Set task ▸
Copy these lines verbatim for the whole listing, leaving out the pictures.

Element box annotations
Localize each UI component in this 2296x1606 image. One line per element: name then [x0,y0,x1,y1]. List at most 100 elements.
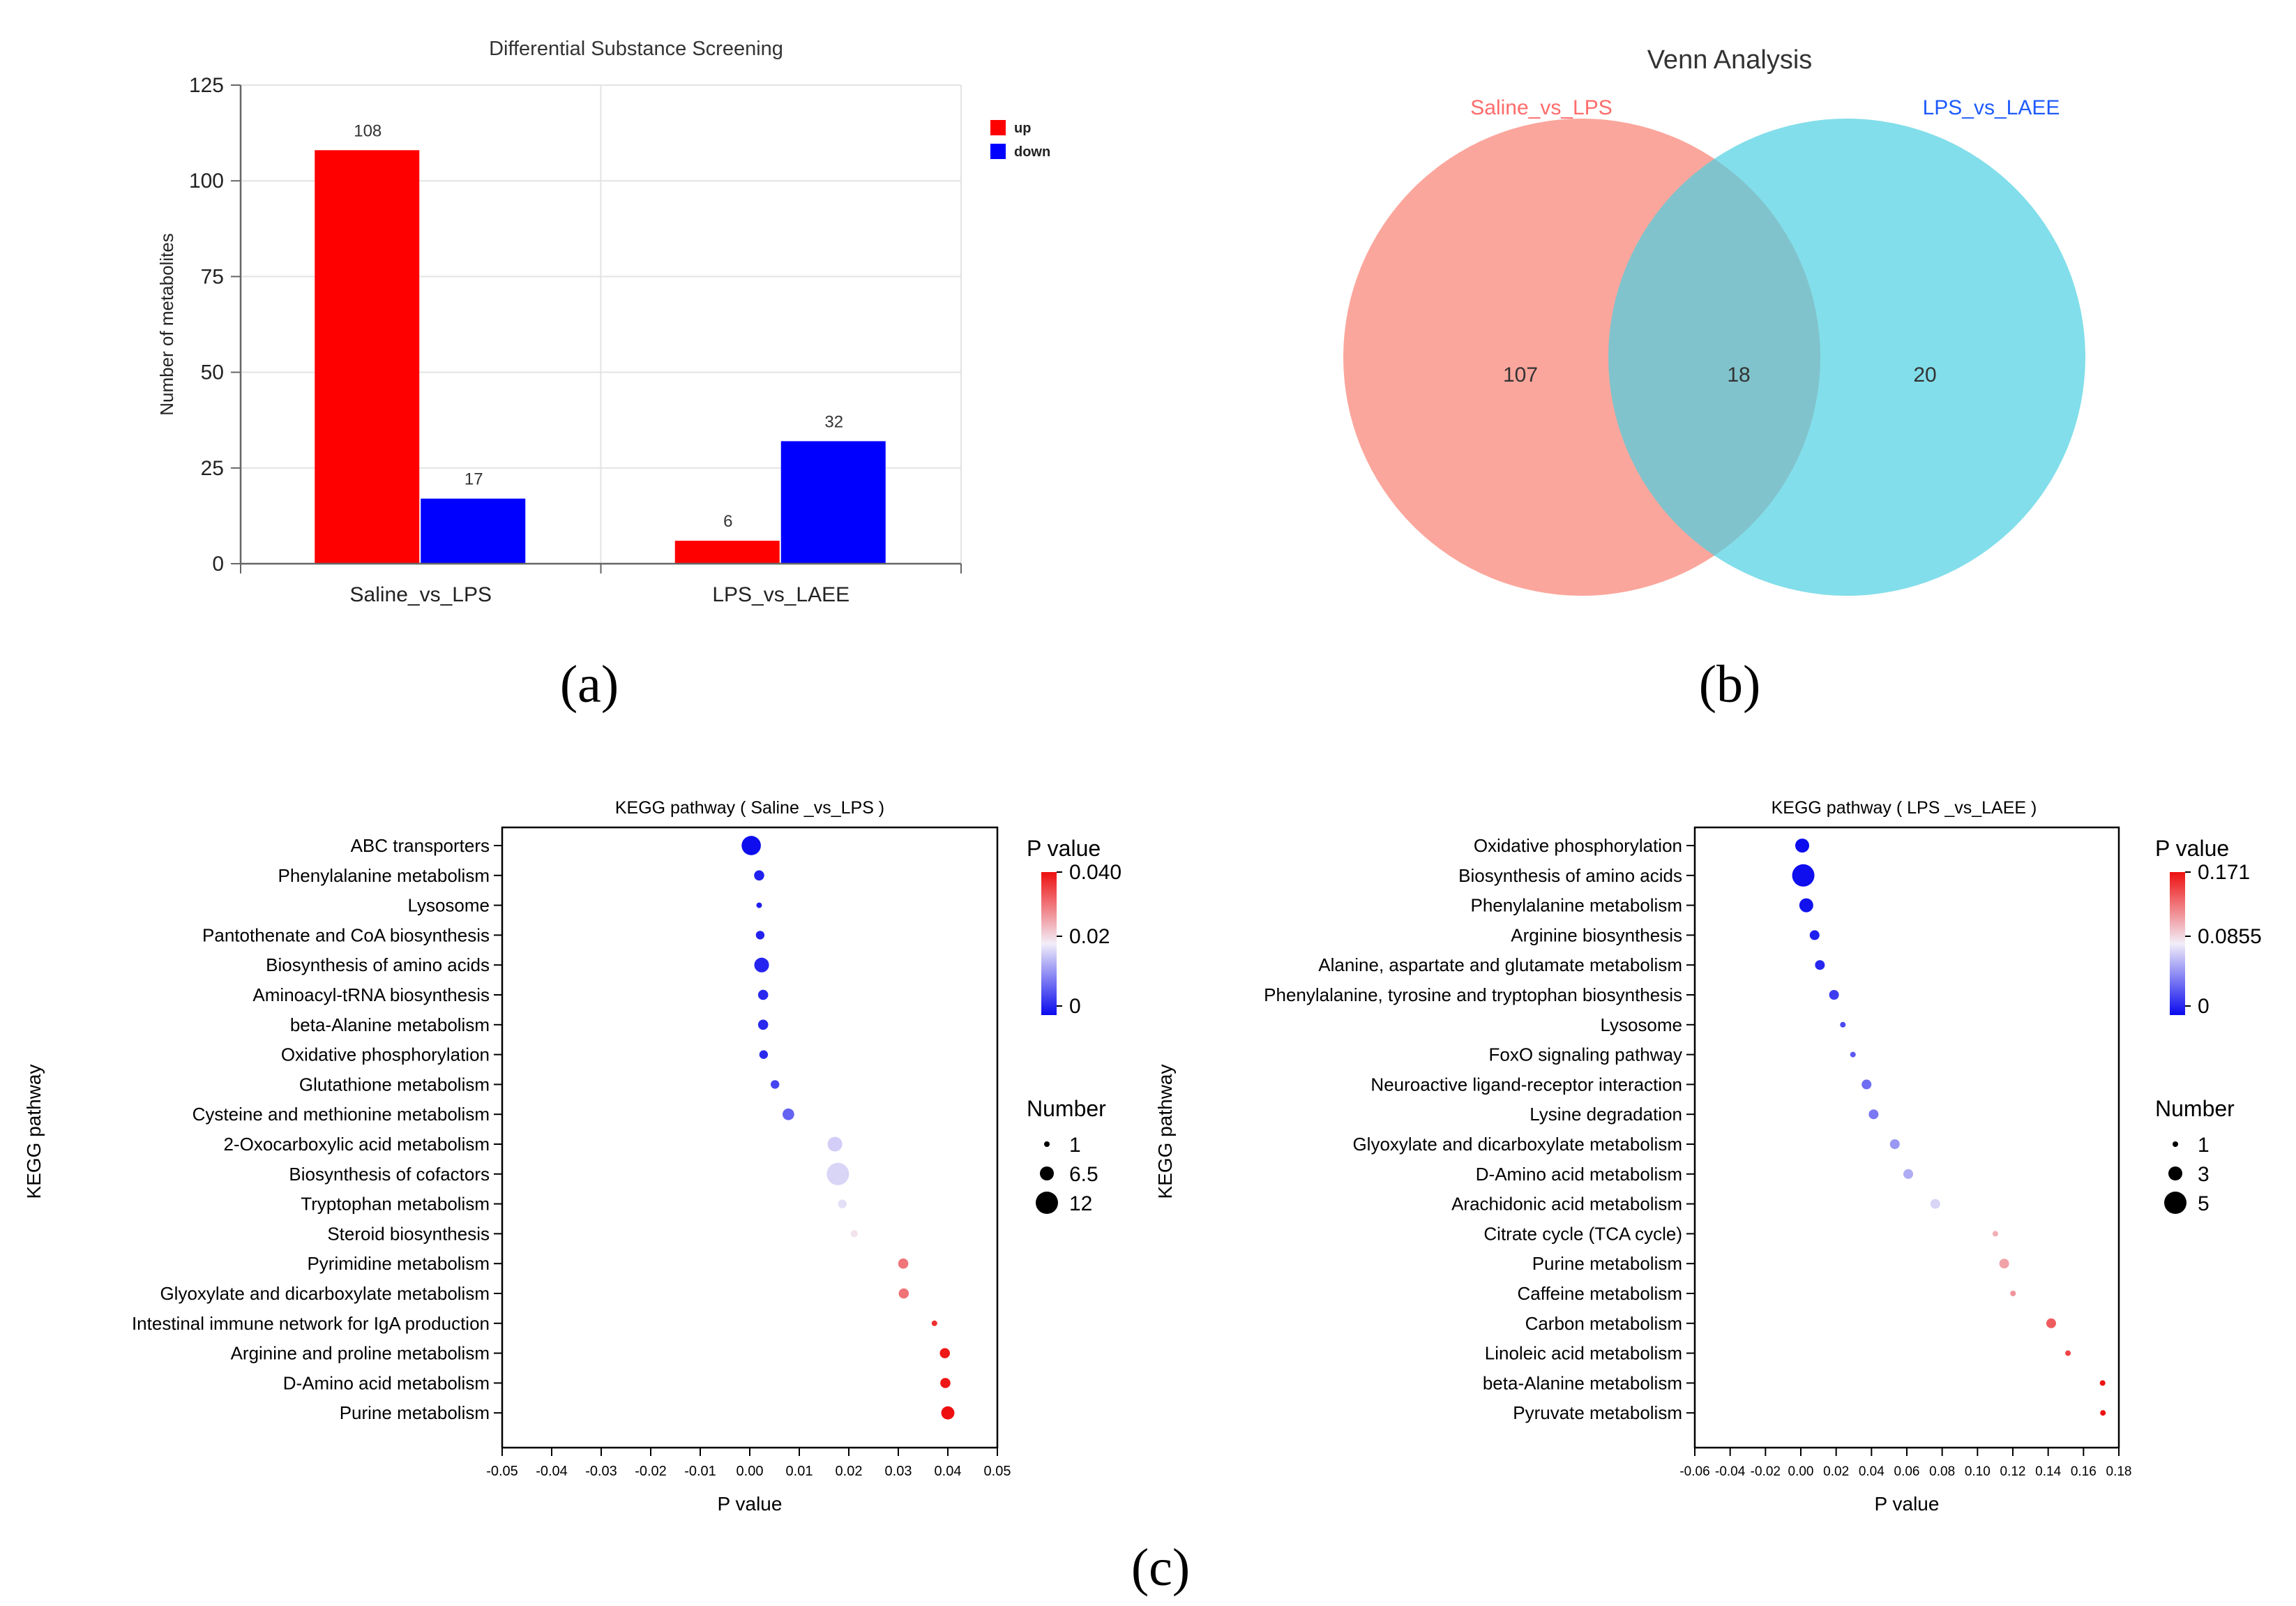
kegg-size-legend-dot [2173,1141,2178,1147]
kegg-point [1930,1199,1940,1209]
legend-label-up: up [1014,121,1031,136]
kegg-size-legend-dot [1036,1192,1058,1214]
kegg-x-tick-label: -0.02 [635,1464,667,1479]
kegg-point [898,1258,909,1269]
kegg-size-legend-dot [1044,1141,1050,1147]
kegg-point [2046,1318,2056,1328]
kegg-pathway-label: Oxidative phosphorylation [281,1044,490,1065]
kegg-y-axis-title: KEGG pathway [23,1065,45,1199]
kegg-point [1999,1259,2009,1269]
kegg-color-legend-label: 0.040 [1069,861,1121,884]
kegg-point [2010,1291,2016,1296]
kegg-point [1795,839,1810,853]
kegg-size-legend-label: 6.5 [1069,1163,1098,1186]
kegg-point [1840,1021,1846,1028]
kegg-pathway-label: Cysteine and methionine metabolism [192,1104,490,1125]
kegg-pathway-label: Phenylalanine, tyrosine and tryptophan b… [1264,984,1682,1005]
y-tick-label: 25 [201,457,224,480]
y-tick-label: 100 [189,170,224,193]
kegg-x-tick-label: -0.04 [536,1464,568,1479]
kegg-x-tick-label: -0.06 [1679,1464,1709,1479]
kegg-point [939,1348,951,1358]
kegg-point [1889,1139,1900,1149]
kegg-point [1903,1169,1914,1179]
kegg-pathway-label: FoxO signaling pathway [1489,1044,1682,1065]
kegg-color-legend-title: P value [1027,836,1101,861]
kegg-point [1815,960,1825,970]
kegg-point [1829,990,1839,1000]
venn-panel: Venn Analysis Saline_vs_LPS LPS_vs_LAEE 107… [1343,45,2085,596]
kegg-x-tick-label: 0.02 [1823,1464,1849,1479]
kegg-point [771,1080,780,1089]
kegg-x-tick-label: 0.04 [1859,1464,1885,1479]
kegg-point [756,902,762,908]
kegg-pathway-label: Glutathione metabolism [299,1074,490,1095]
kegg-pathway-label: Glyoxylate and dicarboxylate metabolism [160,1283,490,1304]
kegg-pathway-label: Citrate cycle (TCA cycle) [1483,1223,1682,1244]
kegg-point [827,1136,843,1152]
venn-set-label-right: LPS_vs_LAEE [1923,96,2060,119]
kegg-pathway-label: 2-Oxocarboxylic acid metabolism [224,1134,490,1155]
kegg-x-tick-label: 0.05 [984,1464,1011,1479]
kegg-pathway-label: Aminoacyl-tRNA biosynthesis [252,984,490,1005]
kegg-x-tick-label: 0.02 [836,1464,863,1479]
kegg-pathway-label: beta-Alanine metabolism [290,1014,490,1035]
kegg-point [1799,898,1813,913]
kegg-x-tick-label: -0.05 [486,1464,518,1479]
kegg-pathway-label: Oxidative phosphorylation [1474,835,1682,856]
kegg-color-legend-title: P value [2155,836,2229,861]
kegg-pathway-label: Purine metabolism [340,1402,490,1423]
bar-value-label: 32 [824,412,843,431]
kegg-pathway-label: Phenylalanine metabolism [1470,895,1682,916]
kegg-color-legend-label: 0.02 [1069,925,1110,948]
kegg-color-bar [2170,872,2185,1015]
kegg-x-tick-label: 0.06 [1894,1464,1920,1479]
kegg-point [757,1019,769,1030]
kegg-pathway-label: Linoleic acid metabolism [1485,1343,1682,1364]
kegg-pathway-label: Biosynthesis of amino acids [1458,865,1682,886]
venn-count-only-left: 107 [1503,363,1538,387]
venn-circle-lps-vs-laee [1608,119,2085,596]
kegg-pathway-label: Arginine and proline metabolism [231,1343,490,1364]
kegg-plot-saline-vs-lps: KEGG pathway ( Saline _vs_LPS ) ABC trans… [23,798,1121,1515]
kegg-pathway-label: Glyoxylate and dicarboxylate metabolism [1352,1134,1682,1155]
kegg-pathway-label: Intestinal immune network for IgA produc… [132,1313,490,1334]
kegg-point [826,1162,849,1185]
bar-down-1 [421,498,526,564]
kegg-pathway-label: ABC transporters [351,835,490,856]
y-tick-label: 75 [201,265,224,288]
kegg-x-tick-label: 0.12 [2000,1464,2026,1479]
kegg-point [757,989,769,1000]
bar-chart-title: Differential Substance Screening [489,38,783,60]
kegg-point [931,1320,937,1326]
kegg-x-tick-label: 0.00 [1788,1464,1814,1479]
kegg-size-legend-label: 3 [2198,1163,2210,1186]
kegg-color-bar [1041,872,1057,1015]
panel-label-c: (c) [1131,1538,1190,1597]
kegg-size-legend-label: 1 [1069,1134,1081,1157]
kegg-size-legend-title: Number [2155,1096,2235,1121]
kegg-color-legend-label: 0 [1069,995,1081,1018]
bar-chart-panel: 108 17 Saline_vs_LPS 6 32 LPS_vs_LAEE 0 25 50 75 1… [156,38,1050,606]
kegg-point [741,836,761,855]
legend-swatch-down [990,144,1006,159]
kegg-x-tick-label: 0.18 [2106,1464,2132,1479]
kegg-pathway-label: beta-Alanine metabolism [1483,1372,1682,1393]
kegg-x-tick-label: 0.04 [935,1464,962,1479]
legend-swatch-up [990,120,1006,135]
kegg-point [2099,1380,2106,1386]
panel-label-b: (b) [1699,655,1761,714]
venn-set-label-left: Saline_vs_LPS [1470,96,1612,119]
kegg-x-tick-label: -0.03 [585,1464,617,1479]
kegg-pathway-label: Arginine biosynthesis [1511,924,1682,945]
bar-up-2 [674,541,780,564]
kegg-x-tick-label: -0.04 [1715,1464,1746,1479]
kegg-size-legend-title: Number [1027,1096,1106,1121]
kegg-pathway-label: Biosynthesis of cofactors [289,1164,490,1185]
kegg-pathway-label: Pyrimidine metabolism [307,1253,490,1274]
kegg-x-tick-label: 0.16 [2071,1464,2097,1479]
kegg-point [1809,930,1820,940]
kegg-pathway-label: Carbon metabolism [1525,1313,1682,1334]
kegg-x-tick-label: -0.01 [684,1464,716,1479]
kegg-point [1861,1079,1872,1090]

Reply to the exercise ▸
Localize each UI component in this 2296x1606 image. One line per element: name then [x0,y0,x1,y1]. List at most 100 elements.
kegg-size-legend-dot [2173,1141,2178,1147]
kegg-point [1930,1199,1940,1209]
legend-label-up: up [1014,121,1031,136]
kegg-size-legend-dot [1036,1192,1058,1214]
kegg-x-tick-label: -0.02 [635,1464,667,1479]
kegg-point [898,1258,909,1269]
kegg-size-legend-dot [1044,1141,1050,1147]
kegg-point [2046,1318,2056,1328]
kegg-pathway-label: Oxidative phosphorylation [281,1044,490,1065]
kegg-y-axis-title: KEGG pathway [23,1065,45,1199]
kegg-point [1999,1259,2009,1269]
kegg-color-legend-label: 0.040 [1069,861,1121,884]
kegg-point [2010,1291,2016,1296]
kegg-point [1795,839,1810,853]
kegg-size-legend-label: 6.5 [1069,1163,1098,1186]
kegg-point [1840,1021,1846,1028]
kegg-pathway-label: Cysteine and methionine metabolism [192,1104,490,1125]
kegg-pathway-label: Phenylalanine, tyrosine and tryptophan b… [1264,984,1682,1005]
y-tick-label: 25 [201,457,224,480]
y-tick-label: 100 [189,170,224,193]
kegg-x-tick-label: -0.04 [536,1464,568,1479]
kegg-x-tick-label: -0.06 [1679,1464,1709,1479]
kegg-point [939,1348,951,1358]
kegg-point [1889,1139,1900,1149]
kegg-point [1903,1169,1914,1179]
kegg-pathway-label: FoxO signaling pathway [1489,1044,1682,1065]
kegg-color-legend-title: P value [1027,836,1101,861]
kegg-point [1815,960,1825,970]
kegg-point [1829,990,1839,1000]
venn-panel: Venn Analysis Saline_vs_LPS LPS_vs_LAEE 107… [1343,45,2085,596]
kegg-x-tick-label: 0.02 [1823,1464,1849,1479]
kegg-point [771,1080,780,1089]
kegg-x-tick-label: 0.04 [1859,1464,1885,1479]
kegg-point [756,902,762,908]
kegg-pathway-label: Glutathione metabolism [299,1074,490,1095]
kegg-pathway-label: Glyoxylate and dicarboxylate metabolism [160,1283,490,1304]
kegg-pathway-label: Citrate cycle (TCA cycle) [1483,1223,1682,1244]
kegg-point [827,1136,843,1152]
venn-set-label-right: LPS_vs_LAEE [1923,96,2060,119]
kegg-pathway-label: 2-Oxocarboxylic acid metabolism [224,1134,490,1155]
kegg-x-tick-label: 0.05 [984,1464,1011,1479]
kegg-pathway-label: Aminoacyl-tRNA biosynthesis [252,984,490,1005]
kegg-x-tick-label: 0.02 [836,1464,863,1479]
kegg-pathway-label: beta-Alanine metabolism [290,1014,490,1035]
kegg-point [1799,898,1813,913]
kegg-x-tick-label: -0.05 [486,1464,518,1479]
kegg-pathway-label: Oxidative phosphorylation [1474,835,1682,856]
kegg-color-legend-title: P value [2155,836,2229,861]
kegg-pathway-label: Purine metabolism [340,1402,490,1423]
bar-value-label: 32 [824,412,843,431]
kegg-pathway-label: Phenylalanine metabolism [1470,895,1682,916]
kegg-color-legend-label: 0.02 [1069,925,1110,948]
kegg-color-bar [2170,872,2185,1015]
kegg-x-tick-label: 0.06 [1894,1464,1920,1479]
kegg-point [757,1019,769,1030]
kegg-pathway-label: Linoleic acid metabolism [1485,1343,1682,1364]
kegg-pathway-label: Biosynthesis of amino acids [1458,865,1682,886]
venn-count-only-left: 107 [1503,363,1538,387]
venn-circle-lps-vs-laee [1608,119,2085,596]
kegg-pathway-label: Arginine and proline metabolism [231,1343,490,1364]
kegg-plot-saline-vs-lps: KEGG pathway ( Saline _vs_LPS ) ABC trans… [23,798,1121,1515]
kegg-pathway-label: Glyoxylate and dicarboxylate metabolism [1352,1134,1682,1155]
kegg-pathway-label: Intestinal immune network for IgA produc… [132,1313,490,1334]
kegg-point [826,1162,849,1185]
bar-down-1 [421,498,526,564]
kegg-pathway-label: ABC transporters [351,835,490,856]
y-tick-label: 75 [201,265,224,288]
kegg-x-tick-label: 0.12 [2000,1464,2026,1479]
kegg-point [757,989,769,1000]
bar-chart-title: Differential Substance Screening [489,38,783,60]
kegg-point [931,1320,937,1326]
kegg-x-tick-label: 0.00 [1788,1464,1814,1479]
kegg-size-legend-label: 3 [2198,1163,2210,1186]
kegg-color-bar [1041,872,1057,1015]
panel-label-c: (c) [1131,1538,1190,1597]
kegg-size-legend-label: 1 [1069,1134,1081,1157]
kegg-size-legend-title: Number [2155,1096,2235,1121]
kegg-color-legend-label: 0 [1069,995,1081,1018]
bar-chart-panel: 108 17 Saline_vs_LPS 6 32 LPS_vs_LAEE 0 25 50 75 1… [156,38,1050,606]
kegg-point [741,836,761,855]
legend-swatch-down [990,144,1006,159]
kegg-x-tick-label: 0.18 [2106,1464,2132,1479]
kegg-pathway-label: beta-Alanine metabolism [1483,1372,1682,1393]
kegg-x-tick-label: 0.04 [935,1464,962,1479]
legend-swatch-up [990,120,1006,135]
kegg-point [2099,1380,2106,1386]
panel-label-b: (b) [1699,655,1761,714]
venn-set-label-left: Saline_vs_LPS [1470,96,1612,119]
kegg-x-tick-label: -0.03 [585,1464,617,1479]
kegg-pathway-label: Arginine biosynthesis [1511,924,1682,945]
bar-up-2 [674,541,780,564]
kegg-x-tick-label: -0.04 [1715,1464,1746,1479]
kegg-size-legend-title: Number [1027,1096,1106,1121]
kegg-pathway-label: Biosynthesis of cofactors [289,1164,490,1185]
kegg-pathway-label: Pyrimidine metabolism [307,1253,490,1274]
kegg-x-tick-label: 0.16 [2071,1464,2097,1479]
kegg-point [1809,930,1820,940]
kegg-pathway-label: Carbon metabolism [1525,1313,1682,1334]
kegg-x-tick-label: -0.01 [684,1464,716,1479]
kegg-point [1861,1079,1872,1090]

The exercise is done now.